## What the task requires
Take the records underneath and set them down exactly.

(Dataset entries)
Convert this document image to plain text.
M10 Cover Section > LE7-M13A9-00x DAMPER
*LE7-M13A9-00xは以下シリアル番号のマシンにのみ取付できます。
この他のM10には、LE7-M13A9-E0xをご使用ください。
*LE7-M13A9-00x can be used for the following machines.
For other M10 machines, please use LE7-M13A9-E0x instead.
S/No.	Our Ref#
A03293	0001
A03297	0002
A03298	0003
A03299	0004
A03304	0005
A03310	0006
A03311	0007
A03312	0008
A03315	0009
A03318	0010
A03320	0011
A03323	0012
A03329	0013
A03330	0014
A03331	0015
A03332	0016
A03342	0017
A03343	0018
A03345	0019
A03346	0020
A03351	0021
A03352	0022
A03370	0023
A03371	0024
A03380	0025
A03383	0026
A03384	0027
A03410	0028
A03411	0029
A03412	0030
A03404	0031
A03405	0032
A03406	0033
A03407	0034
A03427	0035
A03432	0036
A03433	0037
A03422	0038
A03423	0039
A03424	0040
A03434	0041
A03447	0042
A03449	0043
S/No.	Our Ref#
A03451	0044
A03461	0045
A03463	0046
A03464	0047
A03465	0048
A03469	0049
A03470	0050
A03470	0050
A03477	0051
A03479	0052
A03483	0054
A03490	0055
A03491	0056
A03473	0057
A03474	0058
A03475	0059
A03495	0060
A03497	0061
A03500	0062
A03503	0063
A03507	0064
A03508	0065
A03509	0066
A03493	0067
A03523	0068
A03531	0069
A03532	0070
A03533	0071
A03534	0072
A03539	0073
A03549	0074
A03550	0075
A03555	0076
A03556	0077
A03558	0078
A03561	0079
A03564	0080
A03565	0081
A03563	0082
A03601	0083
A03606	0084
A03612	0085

## Exercise output
Convert this document image to plain text.
M10 Cover Section > LE7-M13A9-00x DAMPER
*LE7-M13A9-00xは以下シリアル番号のマシンにのみ取付できます。
この他のM10には、LE7-M13A9-E0xをご使用ください。
*LE7-M13A9-00x can be used for the following machines.
For other M10 machines, please use LE7-M13A9-E0x instead.
S/No.	Our Ref#
A03293	0001
A03297	0002
A03298	0003
A03299	0004
A03304	0005
A03310	0006
A03311	0007
A03312	0008
A03315	0009
A03318	0010
A03320	0011
A03323	0012
A03329	0013
A03330	0014
A03331	0015
A03332	0016
A03342	0017
A03343	0018
A03345	0019
A03346	0020
A03351	0021
A03352	0022
A03370	0023
A03371	0024
A03380	0025
A03383	0026
A03384	0027
A03410	0028
A03411	0029
A03412	0030
A03404	0031
A03405	0032
A03406	0033
A03407	0034
A03427	0035
A03432	0036
A03433	0037
A03422	0038
A03423	0039
A03424	0040
A03434	0041
A03447	0042
A03449	0043
S/No.	Our Ref#
A03451	0044
A03461	0045
A03463	0046
A03464	0047
A03465	0048
A03469	0049
A03470	0050
A03470	0050
A03477	0051
A03479	0052
A03483	0054
A03490	0055
A03491	0056
A03473	0057
A03474	0058
A03475	0059
A03495	0060
A03497	0061
A03500	0062
A03503	0063
A03507	0064
A03508	0065
A03509	0066
A03493	0067
A03523	0068
A03531	0069
A03532	0070
A03533	0071
A03534	0072
A03539	0073
A03549	0074
A03550	0075
A03555	0076
A03556	0077
A03558	0078
A03561	0079
A03564	0080
A03565	0081
A03563	0082
A03601	0083
A03606	0084
A03612	0085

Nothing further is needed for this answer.